### [Page text]
GSS4 spoj TLE

Can anyone help me implement lazy propogation in this segment tree code??
i just can’t get it.

i guess you are using inbuilt sqrt function for updating the array that is leading to TLE… try some faster sqrt calculations. :slight_smile:

This too is giving TLE .

This too is giving TLE

getting TLE repeatedly guys…it would be great if anyone can tell me how would i get accepted.

ok, try this

1: use binary index tree to update value

2: make use of this fact that a number will be reduced to 1 (by repetitive square root operation) in around 5-6 max operations
so for an x to y, don’t traverse from x to y, use some branching technique like

take an example… query is 2 to 9 and i know 4,5,6,7 are already reduced to 1…
i’ll execute this query as…
reduce 2 to its square root … what is next of 2… ok 3
reduce 3 to its square root … what is next of 3 which is not 1, ok 8
reduce 8 to its square root … what is next of 8 which is not 1, ok 9
reduce 9 to its square root … i am done with query.

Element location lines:
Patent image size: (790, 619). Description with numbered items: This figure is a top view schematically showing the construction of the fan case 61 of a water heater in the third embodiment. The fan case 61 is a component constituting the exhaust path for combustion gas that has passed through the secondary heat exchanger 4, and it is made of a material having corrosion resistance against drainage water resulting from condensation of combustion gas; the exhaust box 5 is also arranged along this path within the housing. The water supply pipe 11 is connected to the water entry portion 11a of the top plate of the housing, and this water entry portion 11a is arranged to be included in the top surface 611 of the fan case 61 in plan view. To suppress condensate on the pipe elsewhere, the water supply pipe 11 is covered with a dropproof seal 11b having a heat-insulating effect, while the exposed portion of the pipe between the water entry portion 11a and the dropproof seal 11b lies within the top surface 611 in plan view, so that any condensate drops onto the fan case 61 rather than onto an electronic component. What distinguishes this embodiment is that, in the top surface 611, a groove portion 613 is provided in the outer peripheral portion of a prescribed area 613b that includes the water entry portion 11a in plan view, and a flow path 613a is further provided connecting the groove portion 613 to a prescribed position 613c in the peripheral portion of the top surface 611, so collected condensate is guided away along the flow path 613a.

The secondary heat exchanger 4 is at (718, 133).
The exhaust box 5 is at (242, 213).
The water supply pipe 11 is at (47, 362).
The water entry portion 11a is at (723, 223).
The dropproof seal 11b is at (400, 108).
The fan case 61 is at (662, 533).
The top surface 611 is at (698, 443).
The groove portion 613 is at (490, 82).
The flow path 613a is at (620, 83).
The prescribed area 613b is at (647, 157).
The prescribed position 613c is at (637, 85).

### [Tasks to carry out]
1) Summarize the GSS4 thread in two sentences.
2) Copy the part of the GSS4 thread that begins at the words "GSS4 spoj TLE"; stop after the words "i get accepted.".

### [Results of the tasks]
1) A poster asks for help implementing lazy propagation in segment tree code for GSS4 on SPOJ and keeps getting TLE. Replies suggest faster square root calculations, a binary index tree for updates, and skipping elements already reduced to 1, since repeated square roots bring a number to 1 in around 5-6 operations.

2)
GSS4 spoj TLE

Can anyone help me implement lazy propogation in this segment tree code??
i just can’t get it.

i guess you are using inbuilt sqrt function for updating the array that is leading to TLE… try some faster sqrt calculations. :slight_smile:

This too is giving TLE .

This too is giving TLE

getting TLE repeatedly guys…it would be great if anyone can tell me how would i get accepted.